▶ _AIM_
Every line of the material is to be repeated exactly as it stands.

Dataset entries

++++++++++++++++++++

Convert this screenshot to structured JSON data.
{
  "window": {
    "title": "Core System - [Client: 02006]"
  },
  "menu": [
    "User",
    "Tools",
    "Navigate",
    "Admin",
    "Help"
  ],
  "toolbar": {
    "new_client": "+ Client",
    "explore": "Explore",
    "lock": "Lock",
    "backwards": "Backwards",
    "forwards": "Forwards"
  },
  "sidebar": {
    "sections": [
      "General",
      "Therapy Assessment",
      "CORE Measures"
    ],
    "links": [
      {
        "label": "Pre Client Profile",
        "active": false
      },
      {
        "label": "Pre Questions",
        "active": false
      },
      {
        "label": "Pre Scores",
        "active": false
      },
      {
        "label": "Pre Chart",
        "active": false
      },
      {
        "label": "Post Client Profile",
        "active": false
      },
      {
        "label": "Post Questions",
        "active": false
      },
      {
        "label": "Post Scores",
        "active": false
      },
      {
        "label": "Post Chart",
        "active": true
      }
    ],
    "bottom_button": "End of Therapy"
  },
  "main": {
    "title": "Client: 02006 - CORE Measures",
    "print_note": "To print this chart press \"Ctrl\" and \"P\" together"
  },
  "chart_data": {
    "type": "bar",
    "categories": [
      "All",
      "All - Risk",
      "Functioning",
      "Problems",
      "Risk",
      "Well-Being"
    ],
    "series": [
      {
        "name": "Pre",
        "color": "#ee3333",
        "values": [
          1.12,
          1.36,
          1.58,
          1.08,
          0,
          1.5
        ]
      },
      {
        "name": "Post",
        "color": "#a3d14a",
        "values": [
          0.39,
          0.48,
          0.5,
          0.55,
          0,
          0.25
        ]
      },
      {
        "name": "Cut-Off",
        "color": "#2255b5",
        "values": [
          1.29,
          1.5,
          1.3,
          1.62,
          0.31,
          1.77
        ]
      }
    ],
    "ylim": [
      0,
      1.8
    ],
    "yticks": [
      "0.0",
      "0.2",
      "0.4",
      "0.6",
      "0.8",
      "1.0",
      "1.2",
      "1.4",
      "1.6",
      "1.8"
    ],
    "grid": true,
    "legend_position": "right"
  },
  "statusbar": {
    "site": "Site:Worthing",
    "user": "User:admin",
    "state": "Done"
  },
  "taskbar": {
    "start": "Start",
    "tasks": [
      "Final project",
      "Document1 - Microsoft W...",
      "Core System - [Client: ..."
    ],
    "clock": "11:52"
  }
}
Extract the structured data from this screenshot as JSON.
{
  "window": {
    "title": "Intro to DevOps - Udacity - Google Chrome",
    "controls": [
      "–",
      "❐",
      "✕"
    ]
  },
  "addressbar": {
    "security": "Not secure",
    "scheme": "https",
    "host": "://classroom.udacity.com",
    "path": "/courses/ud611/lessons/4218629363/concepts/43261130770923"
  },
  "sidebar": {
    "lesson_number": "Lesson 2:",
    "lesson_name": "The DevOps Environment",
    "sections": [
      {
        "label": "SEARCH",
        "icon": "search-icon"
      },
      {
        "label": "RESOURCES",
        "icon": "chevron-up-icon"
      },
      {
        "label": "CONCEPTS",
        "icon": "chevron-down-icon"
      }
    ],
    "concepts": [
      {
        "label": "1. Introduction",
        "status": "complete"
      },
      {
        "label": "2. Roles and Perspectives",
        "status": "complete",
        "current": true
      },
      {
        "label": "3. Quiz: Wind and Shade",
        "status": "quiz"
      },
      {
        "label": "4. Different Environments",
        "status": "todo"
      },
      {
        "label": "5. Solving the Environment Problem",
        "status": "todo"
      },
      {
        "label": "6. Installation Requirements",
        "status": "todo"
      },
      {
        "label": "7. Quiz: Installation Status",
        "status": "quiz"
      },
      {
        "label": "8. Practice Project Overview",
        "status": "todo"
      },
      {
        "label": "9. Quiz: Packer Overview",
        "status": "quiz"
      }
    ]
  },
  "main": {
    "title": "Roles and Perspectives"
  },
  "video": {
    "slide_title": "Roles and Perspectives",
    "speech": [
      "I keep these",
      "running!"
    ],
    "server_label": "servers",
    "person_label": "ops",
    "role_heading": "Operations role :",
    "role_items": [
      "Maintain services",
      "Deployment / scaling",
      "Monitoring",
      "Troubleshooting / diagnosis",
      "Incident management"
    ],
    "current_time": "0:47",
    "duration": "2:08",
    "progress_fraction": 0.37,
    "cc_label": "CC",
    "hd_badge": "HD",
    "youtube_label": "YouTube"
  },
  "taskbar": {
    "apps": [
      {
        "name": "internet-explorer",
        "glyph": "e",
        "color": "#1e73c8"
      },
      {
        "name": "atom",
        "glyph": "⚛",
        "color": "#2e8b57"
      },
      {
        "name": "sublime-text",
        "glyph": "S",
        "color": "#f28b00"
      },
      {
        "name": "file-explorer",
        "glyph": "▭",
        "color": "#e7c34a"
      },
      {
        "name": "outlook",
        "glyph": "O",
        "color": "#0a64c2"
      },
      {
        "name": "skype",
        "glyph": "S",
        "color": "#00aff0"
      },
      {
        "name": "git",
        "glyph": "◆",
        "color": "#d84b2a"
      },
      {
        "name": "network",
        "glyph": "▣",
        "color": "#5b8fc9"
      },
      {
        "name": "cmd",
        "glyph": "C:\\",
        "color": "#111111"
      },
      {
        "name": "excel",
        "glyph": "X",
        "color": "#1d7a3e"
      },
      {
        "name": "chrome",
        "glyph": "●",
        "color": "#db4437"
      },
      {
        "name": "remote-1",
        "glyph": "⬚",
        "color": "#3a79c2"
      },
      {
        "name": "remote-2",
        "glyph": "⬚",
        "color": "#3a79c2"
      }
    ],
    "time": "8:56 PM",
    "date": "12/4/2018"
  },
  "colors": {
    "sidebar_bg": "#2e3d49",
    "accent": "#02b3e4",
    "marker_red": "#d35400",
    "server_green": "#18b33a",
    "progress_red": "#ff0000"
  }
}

++++++++++++++++++++

▶ _THE REPLY_
Convert this screenshot to structured JSON data.
{
  "window": {
    "title": "Core System - [Client: 02006]"
  },
  "menu": [
    "User",
    "Tools",
    "Navigate",
    "Admin",
    "Help"
  ],
  "toolbar": {
    "new_client": "+ Client",
    "explore": "Explore",
    "lock": "Lock",
    "backwards": "Backwards",
    "forwards": "Forwards"
  },
  "sidebar": {
    "sections": [
      "General",
      "Therapy Assessment",
      "CORE Measures"
    ],
    "links": [
      {
        "label": "Pre Client Profile",
        "active": false
      },
      {
        "label": "Pre Questions",
        "active": false
      },
      {
        "label": "Pre Scores",
        "active": false
      },
      {
        "label": "Pre Chart",
        "active": false
      },
      {
        "label": "Post Client Profile",
        "active": false
      },
      {
        "label": "Post Questions",
        "active": false
      },
      {
        "label": "Post Scores",
        "active": false
      },
      {
        "label": "Post Chart",
        "active": true
      }
    ],
    "bottom_button": "End of Therapy"
  },
  "main": {
    "title": "Client: 02006 - CORE Measures",
    "print_note": "To print this chart press \"Ctrl\" and \"P\" together"
  },
  "chart_data": {
    "type": "bar",
    "categories": [
      "All",
      "All - Risk",
      "Functioning",
      "Problems",
      "Risk",
      "Well-Being"
    ],
    "series": [
      {
        "name": "Pre",
        "color": "#ee3333",
        "values": [
          1.12,
          1.36,
          1.58,
          1.08,
          0,
          1.5
        ]
      },
      {
        "name": "Post",
        "color": "#a3d14a",
        "values": [
          0.39,
          0.48,
          0.5,
          0.55,
          0,
          0.25
        ]
      },
      {
        "name": "Cut-Off",
        "color": "#2255b5",
        "values": [
          1.29,
          1.5,
          1.3,
          1.62,
          0.31,
          1.77
        ]
      }
    ],
    "ylim": [
      0,
      1.8
    ],
    "yticks": [
      "0.0",
      "0.2",
      "0.4",
      "0.6",
      "0.8",
      "1.0",
      "1.2",
      "1.4",
      "1.6",
      "1.8"
    ],
    "grid": true,
    "legend_position": "right"
  },
  "statusbar": {
    "site": "Site:Worthing",
    "user": "User:admin",
    "state": "Done"
  },
  "taskbar": {
    "start": "Start",
    "tasks": [
      "Final project",
      "Document1 - Microsoft W...",
      "Core System - [Client: ..."
    ],
    "clock": "11:52"
  }
}
Extract the structured data from this screenshot as JSON.
{
  "window": {
    "title": "Intro to DevOps - Udacity - Google Chrome",
    "controls": [
      "–",
      "❐",
      "✕"
    ]
  },
  "addressbar": {
    "security": "Not secure",
    "scheme": "https",
    "host": "://classroom.udacity.com",
    "path": "/courses/ud611/lessons/4218629363/concepts/43261130770923"
  },
  "sidebar": {
    "lesson_number": "Lesson 2:",
    "lesson_name": "The DevOps Environment",
    "sections": [
      {
        "label": "SEARCH",
        "icon": "search-icon"
      },
      {
        "label": "RESOURCES",
        "icon": "chevron-up-icon"
      },
      {
        "label": "CONCEPTS",
        "icon": "chevron-down-icon"
      }
    ],
    "concepts": [
      {
        "label": "1. Introduction",
        "status": "complete"
      },
      {
        "label": "2. Roles and Perspectives",
        "status": "complete",
        "current": true
      },
      {
        "label": "3. Quiz: Wind and Shade",
        "status": "quiz"
      },
      {
        "label": "4. Different Environments",
        "status": "todo"
      },
      {
        "label": "5. Solving the Environment Problem",
        "status": "todo"
      },
      {
        "label": "6. Installation Requirements",
        "status": "todo"
      },
      {
        "label": "7. Quiz: Installation Status",
        "status": "quiz"
      },
      {
        "label": "8. Practice Project Overview",
        "status": "todo"
      },
      {
        "label": "9. Quiz: Packer Overview",
        "status": "quiz"
      }
    ]
  },
  "main": {
    "title": "Roles and Perspectives"
  },
  "video": {
    "slide_title": "Roles and Perspectives",
    "speech": [
      "I keep these",
      "running!"
    ],
    "server_label": "servers",
    "person_label": "ops",
    "role_heading": "Operations role :",
    "role_items": [
      "Maintain services",
      "Deployment / scaling",
      "Monitoring",
      "Troubleshooting / diagnosis",
      "Incident management"
    ],
    "current_time": "0:47",
    "duration": "2:08",
    "progress_fraction": 0.37,
    "cc_label": "CC",
    "hd_badge": "HD",
    "youtube_label": "YouTube"
  },
  "taskbar": {
    "apps": [
      {
        "name": "internet-explorer",
        "glyph": "e",
        "color": "#1e73c8"
      },
      {
        "name": "atom",
        "glyph": "⚛",
        "color": "#2e8b57"
      },
      {
        "name": "sublime-text",
        "glyph": "S",
        "color": "#f28b00"
      },
      {
        "name": "file-explorer",
        "glyph": "▭",
        "color": "#e7c34a"
      },
      {
        "name": "outlook",
        "glyph": "O",
        "color": "#0a64c2"
      },
      {
        "name": "skype",
        "glyph": "S",
        "color": "#00aff0"
      },
      {
        "name": "git",
        "glyph": "◆",
        "color": "#d84b2a"
      },
      {
        "name": "network",
        "glyph": "▣",
        "color": "#5b8fc9"
      },
      {
        "name": "cmd",
        "glyph": "C:\\",
        "color": "#111111"
      },
      {
        "name": "excel",
        "glyph": "X",
        "color": "#1d7a3e"
      },
      {
        "name": "chrome",
        "glyph": "●",
        "color": "#db4437"
      },
      {
        "name": "remote-1",
        "glyph": "⬚",
        "color": "#3a79c2"
      },
      {
        "name": "remote-2",
        "glyph": "⬚",
        "color": "#3a79c2"
      }
    ],
    "time": "8:56 PM",
    "date": "12/4/2018"
  },
  "colors": {
    "sidebar_bg": "#2e3d49",
    "accent": "#02b3e4",
    "marker_red": "#d35400",
    "server_green": "#18b33a",
    "progress_red": "#ff0000"
  }
}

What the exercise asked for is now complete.